- **Request**
Look for the string "Validation" and copy every line that has it.

Chart and figure data
+ + + + +
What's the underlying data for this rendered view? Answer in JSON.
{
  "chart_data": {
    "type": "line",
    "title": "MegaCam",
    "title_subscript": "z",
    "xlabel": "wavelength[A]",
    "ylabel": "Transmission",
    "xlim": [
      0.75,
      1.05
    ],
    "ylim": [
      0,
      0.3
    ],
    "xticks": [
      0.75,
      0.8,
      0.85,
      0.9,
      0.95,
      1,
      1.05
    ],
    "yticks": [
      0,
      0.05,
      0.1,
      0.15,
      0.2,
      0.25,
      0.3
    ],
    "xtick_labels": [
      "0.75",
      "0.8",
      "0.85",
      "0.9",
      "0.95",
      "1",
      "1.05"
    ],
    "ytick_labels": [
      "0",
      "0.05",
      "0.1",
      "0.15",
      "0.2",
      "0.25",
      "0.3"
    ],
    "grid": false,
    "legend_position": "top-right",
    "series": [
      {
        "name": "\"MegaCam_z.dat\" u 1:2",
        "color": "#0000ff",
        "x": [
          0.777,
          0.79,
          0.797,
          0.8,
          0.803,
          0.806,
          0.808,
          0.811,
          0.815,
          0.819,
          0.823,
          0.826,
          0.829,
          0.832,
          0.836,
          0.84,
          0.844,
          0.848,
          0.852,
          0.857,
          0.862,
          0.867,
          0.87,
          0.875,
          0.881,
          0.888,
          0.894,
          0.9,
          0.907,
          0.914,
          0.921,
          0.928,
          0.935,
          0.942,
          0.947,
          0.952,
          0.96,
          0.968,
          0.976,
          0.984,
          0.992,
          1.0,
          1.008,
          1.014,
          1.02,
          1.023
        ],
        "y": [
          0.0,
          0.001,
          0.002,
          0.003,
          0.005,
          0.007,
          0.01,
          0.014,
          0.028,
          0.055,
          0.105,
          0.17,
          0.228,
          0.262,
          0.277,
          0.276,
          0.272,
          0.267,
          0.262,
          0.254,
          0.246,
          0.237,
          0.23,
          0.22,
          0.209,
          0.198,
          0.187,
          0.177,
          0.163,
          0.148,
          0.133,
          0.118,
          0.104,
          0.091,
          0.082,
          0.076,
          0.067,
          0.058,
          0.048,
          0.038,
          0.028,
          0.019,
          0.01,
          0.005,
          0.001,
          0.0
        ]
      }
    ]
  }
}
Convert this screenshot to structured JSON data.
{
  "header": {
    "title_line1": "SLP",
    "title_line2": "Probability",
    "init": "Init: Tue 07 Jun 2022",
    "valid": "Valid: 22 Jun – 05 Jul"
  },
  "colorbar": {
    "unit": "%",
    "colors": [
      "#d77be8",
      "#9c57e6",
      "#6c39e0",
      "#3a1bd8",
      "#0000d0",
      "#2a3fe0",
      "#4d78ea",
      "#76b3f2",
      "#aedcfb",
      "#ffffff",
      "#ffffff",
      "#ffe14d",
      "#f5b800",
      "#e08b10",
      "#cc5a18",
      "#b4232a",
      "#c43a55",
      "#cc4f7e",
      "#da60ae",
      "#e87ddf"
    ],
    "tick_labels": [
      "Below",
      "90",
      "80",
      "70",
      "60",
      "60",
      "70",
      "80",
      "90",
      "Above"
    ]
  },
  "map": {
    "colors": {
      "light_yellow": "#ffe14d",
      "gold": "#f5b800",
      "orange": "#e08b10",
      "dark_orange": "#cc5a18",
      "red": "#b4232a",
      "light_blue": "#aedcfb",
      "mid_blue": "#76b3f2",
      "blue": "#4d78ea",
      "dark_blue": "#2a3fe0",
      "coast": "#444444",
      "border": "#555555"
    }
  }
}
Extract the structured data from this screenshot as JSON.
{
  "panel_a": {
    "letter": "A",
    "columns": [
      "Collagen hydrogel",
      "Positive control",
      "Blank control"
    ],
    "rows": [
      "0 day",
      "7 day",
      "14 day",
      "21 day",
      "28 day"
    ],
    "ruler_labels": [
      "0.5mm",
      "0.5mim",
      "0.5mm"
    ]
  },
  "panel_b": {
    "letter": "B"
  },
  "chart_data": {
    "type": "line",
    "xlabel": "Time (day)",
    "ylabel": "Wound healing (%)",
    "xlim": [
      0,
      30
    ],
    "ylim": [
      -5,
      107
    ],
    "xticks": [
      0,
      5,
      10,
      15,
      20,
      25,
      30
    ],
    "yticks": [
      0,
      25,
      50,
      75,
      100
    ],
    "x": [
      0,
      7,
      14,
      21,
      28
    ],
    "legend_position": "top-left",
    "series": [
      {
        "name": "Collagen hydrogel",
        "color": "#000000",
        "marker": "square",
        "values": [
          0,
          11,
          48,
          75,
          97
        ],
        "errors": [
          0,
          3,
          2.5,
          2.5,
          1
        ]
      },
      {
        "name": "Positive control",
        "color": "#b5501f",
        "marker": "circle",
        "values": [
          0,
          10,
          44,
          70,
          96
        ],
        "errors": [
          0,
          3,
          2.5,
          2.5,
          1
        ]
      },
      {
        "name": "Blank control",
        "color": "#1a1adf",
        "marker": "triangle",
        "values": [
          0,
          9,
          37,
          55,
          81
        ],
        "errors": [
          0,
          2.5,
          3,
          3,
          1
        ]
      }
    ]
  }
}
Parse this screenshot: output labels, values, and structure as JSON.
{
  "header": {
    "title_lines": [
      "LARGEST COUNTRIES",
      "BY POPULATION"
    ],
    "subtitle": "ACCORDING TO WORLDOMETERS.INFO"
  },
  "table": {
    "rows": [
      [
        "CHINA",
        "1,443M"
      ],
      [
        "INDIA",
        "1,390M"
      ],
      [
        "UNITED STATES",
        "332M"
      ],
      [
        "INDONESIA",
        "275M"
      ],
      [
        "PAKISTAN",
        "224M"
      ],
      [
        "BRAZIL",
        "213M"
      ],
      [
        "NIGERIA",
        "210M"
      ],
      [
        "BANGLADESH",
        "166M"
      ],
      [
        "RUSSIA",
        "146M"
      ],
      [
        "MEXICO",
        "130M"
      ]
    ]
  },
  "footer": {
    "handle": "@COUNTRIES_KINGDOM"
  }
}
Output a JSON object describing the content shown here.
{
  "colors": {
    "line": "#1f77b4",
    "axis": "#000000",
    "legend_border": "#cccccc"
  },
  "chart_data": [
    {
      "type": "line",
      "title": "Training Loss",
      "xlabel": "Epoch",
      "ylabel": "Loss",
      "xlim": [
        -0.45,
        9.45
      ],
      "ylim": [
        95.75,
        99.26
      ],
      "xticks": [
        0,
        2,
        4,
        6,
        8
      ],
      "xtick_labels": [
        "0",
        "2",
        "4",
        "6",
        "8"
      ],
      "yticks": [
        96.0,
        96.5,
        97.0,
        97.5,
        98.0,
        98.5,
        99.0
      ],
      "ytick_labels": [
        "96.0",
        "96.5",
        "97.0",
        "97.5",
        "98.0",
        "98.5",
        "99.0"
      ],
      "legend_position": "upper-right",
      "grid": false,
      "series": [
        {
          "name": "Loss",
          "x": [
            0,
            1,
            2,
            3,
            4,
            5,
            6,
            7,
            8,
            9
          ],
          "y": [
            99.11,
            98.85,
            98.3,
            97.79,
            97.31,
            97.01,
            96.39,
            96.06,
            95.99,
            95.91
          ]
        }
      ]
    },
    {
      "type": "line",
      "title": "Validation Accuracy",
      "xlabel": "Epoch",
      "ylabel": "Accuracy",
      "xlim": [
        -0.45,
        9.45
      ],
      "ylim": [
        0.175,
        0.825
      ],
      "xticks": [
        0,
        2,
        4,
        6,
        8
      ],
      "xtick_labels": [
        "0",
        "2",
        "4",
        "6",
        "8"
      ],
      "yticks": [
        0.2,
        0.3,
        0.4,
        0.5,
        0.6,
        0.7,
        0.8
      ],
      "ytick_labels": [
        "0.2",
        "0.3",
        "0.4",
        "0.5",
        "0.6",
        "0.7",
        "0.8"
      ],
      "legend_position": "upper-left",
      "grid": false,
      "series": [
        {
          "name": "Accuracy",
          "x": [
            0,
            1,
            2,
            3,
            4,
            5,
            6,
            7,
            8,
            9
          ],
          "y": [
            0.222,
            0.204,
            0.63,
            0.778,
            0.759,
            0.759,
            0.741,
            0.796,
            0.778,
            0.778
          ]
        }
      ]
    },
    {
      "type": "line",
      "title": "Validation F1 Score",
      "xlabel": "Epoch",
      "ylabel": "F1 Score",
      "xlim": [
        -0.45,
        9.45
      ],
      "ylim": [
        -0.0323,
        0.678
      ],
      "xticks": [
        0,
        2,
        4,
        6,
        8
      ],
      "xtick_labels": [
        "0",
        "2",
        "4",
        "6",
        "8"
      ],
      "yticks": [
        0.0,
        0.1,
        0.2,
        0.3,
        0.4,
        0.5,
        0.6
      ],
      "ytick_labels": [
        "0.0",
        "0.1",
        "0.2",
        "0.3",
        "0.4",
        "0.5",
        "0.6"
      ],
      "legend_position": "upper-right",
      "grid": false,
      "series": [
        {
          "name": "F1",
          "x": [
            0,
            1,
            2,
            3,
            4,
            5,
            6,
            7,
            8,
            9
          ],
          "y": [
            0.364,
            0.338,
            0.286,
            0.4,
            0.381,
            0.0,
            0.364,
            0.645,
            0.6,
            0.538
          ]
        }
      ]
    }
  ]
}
+ + + + +
- **Answer to the task**
      "title": "Validation Accuracy",
      "title": "Validation F1 Score",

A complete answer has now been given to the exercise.